— Start Records provided —
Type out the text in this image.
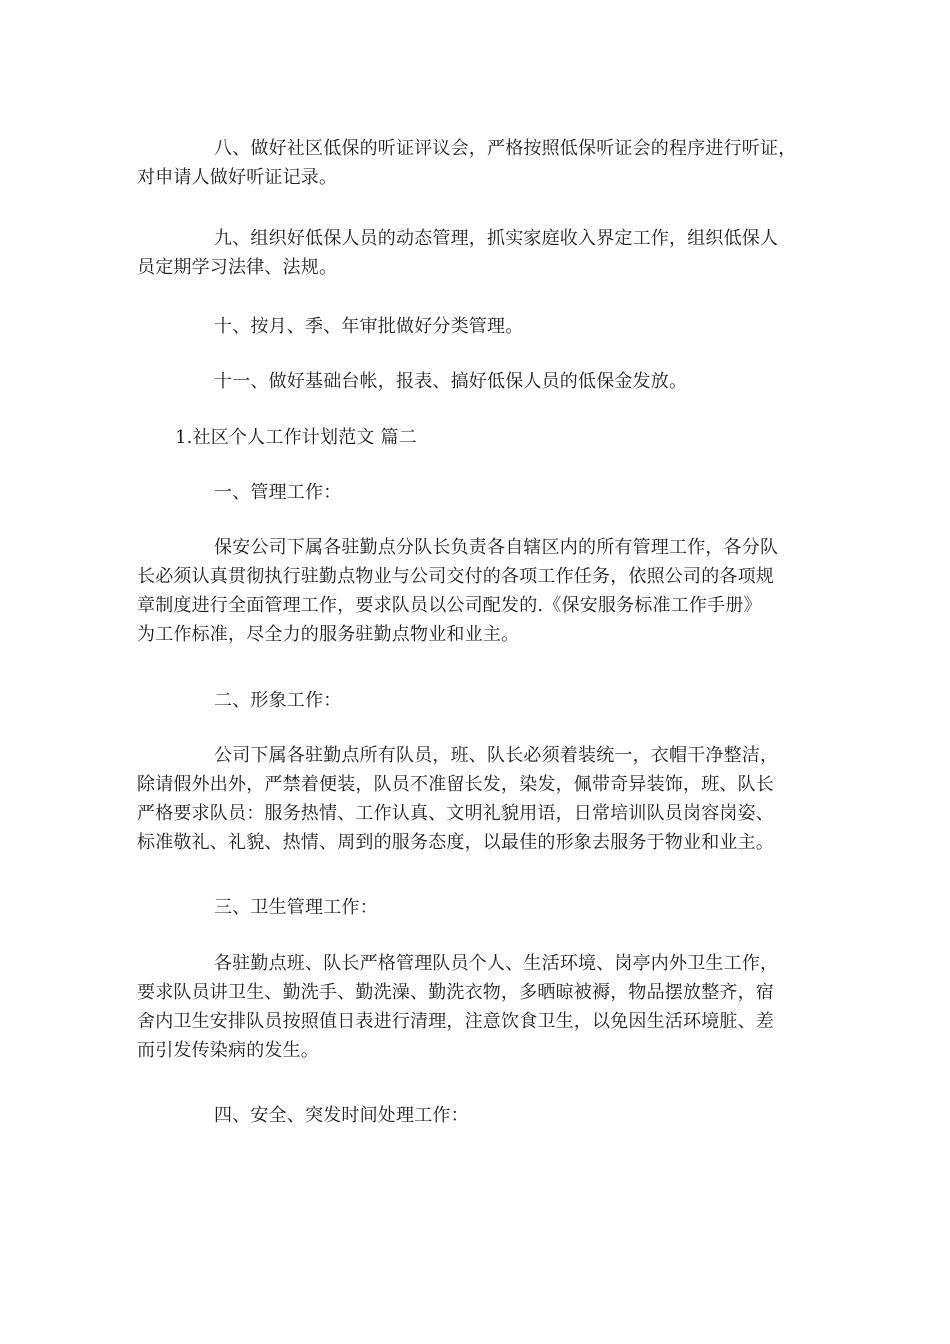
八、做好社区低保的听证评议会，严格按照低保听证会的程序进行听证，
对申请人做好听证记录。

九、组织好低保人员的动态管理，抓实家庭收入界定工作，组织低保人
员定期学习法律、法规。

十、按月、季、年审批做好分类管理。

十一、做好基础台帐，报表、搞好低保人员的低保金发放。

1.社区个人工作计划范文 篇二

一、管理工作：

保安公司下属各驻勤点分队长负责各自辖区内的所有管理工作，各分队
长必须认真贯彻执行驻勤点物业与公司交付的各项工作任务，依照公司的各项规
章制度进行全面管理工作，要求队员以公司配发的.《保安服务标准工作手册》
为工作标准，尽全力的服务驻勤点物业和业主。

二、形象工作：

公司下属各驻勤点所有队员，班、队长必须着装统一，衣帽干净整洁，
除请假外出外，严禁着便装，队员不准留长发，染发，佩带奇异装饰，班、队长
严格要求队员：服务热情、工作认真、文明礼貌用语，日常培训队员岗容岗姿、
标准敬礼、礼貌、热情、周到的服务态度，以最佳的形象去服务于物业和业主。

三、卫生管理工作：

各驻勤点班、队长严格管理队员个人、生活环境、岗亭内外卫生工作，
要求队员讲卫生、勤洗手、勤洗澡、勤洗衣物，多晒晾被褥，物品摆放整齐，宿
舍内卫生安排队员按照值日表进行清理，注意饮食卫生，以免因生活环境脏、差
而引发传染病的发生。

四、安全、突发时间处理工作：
— End Records provided —
Work to do –
Without the pictures, restate all the entries above exactly.

Solution to this exercise –
Type out the text in this image.
八、做好社区低保的听证评议会，严格按照低保听证会的程序进行听证，
对申请人做好听证记录。

九、组织好低保人员的动态管理，抓实家庭收入界定工作，组织低保人
员定期学习法律、法规。

十、按月、季、年审批做好分类管理。

十一、做好基础台帐，报表、搞好低保人员的低保金发放。

1.社区个人工作计划范文 篇二

一、管理工作：

保安公司下属各驻勤点分队长负责各自辖区内的所有管理工作，各分队
长必须认真贯彻执行驻勤点物业与公司交付的各项工作任务，依照公司的各项规
章制度进行全面管理工作，要求队员以公司配发的.《保安服务标准工作手册》
为工作标准，尽全力的服务驻勤点物业和业主。

二、形象工作：

公司下属各驻勤点所有队员，班、队长必须着装统一，衣帽干净整洁，
除请假外出外，严禁着便装，队员不准留长发，染发，佩带奇异装饰，班、队长
严格要求队员：服务热情、工作认真、文明礼貌用语，日常培训队员岗容岗姿、
标准敬礼、礼貌、热情、周到的服务态度，以最佳的形象去服务于物业和业主。

三、卫生管理工作：

各驻勤点班、队长严格管理队员个人、生活环境、岗亭内外卫生工作，
要求队员讲卫生、勤洗手、勤洗澡、勤洗衣物，多晒晾被褥，物品摆放整齐，宿
舍内卫生安排队员按照值日表进行清理，注意饮食卫生，以免因生活环境脏、差
而引发传染病的发生。

四、安全、突发时间处理工作：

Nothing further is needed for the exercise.